Your task: Transcribe every line exactly and omit anything that is a picture.

Supplied data:

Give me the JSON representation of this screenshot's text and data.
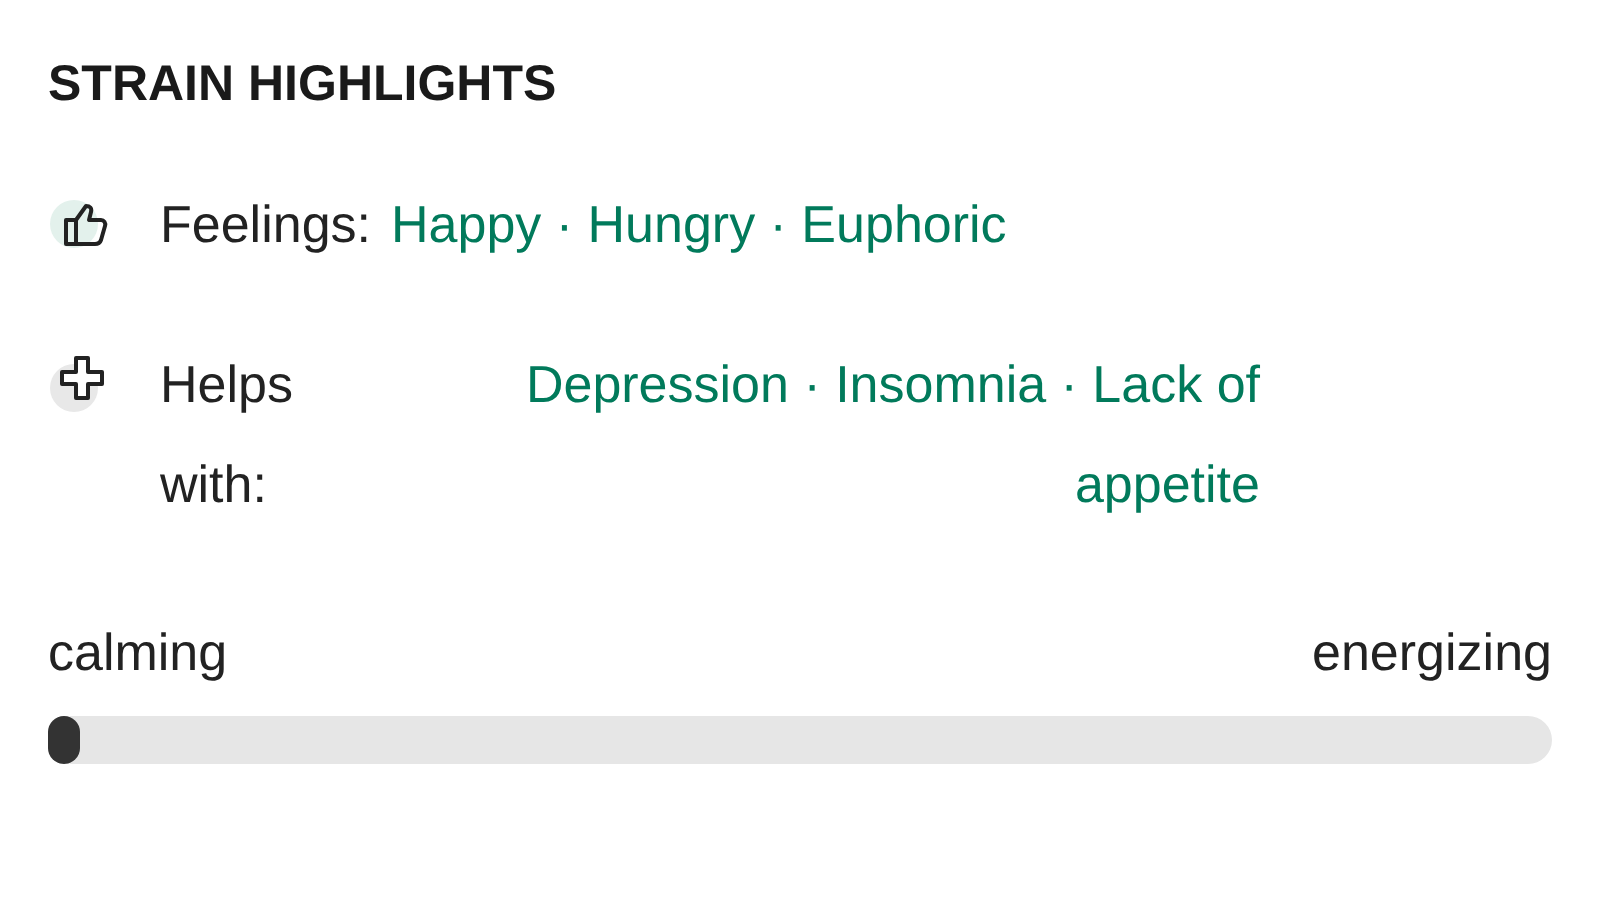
{
  "title": "STRAIN HIGHLIGHTS",
  "highlights": [
    {
      "kind": "feelings",
      "label": "Feelings:",
      "value": "Happy · Hungry · Euphoric"
    },
    {
      "kind": "helps",
      "label": "Helps with:",
      "value": "Depression · Insomnia · Lack of appetite"
    }
  ],
  "scale": {
    "min_label": "calming",
    "max_label": "energizing",
    "level": 0
  }
}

Exercise result:
Give me the JSON representation of this screenshot's text and data.
{
  "title": "STRAIN HIGHLIGHTS",
  "highlights": [
    {
      "kind": "feelings",
      "label": "Feelings:",
      "value": "Happy · Hungry · Euphoric"
    },
    {
      "kind": "helps",
      "label": "Helps with:",
      "value": "Depression · Insomnia · Lack of appetite"
    }
  ],
  "scale": {
    "min_label": "calming",
    "max_label": "energizing",
    "level": 0
  }
}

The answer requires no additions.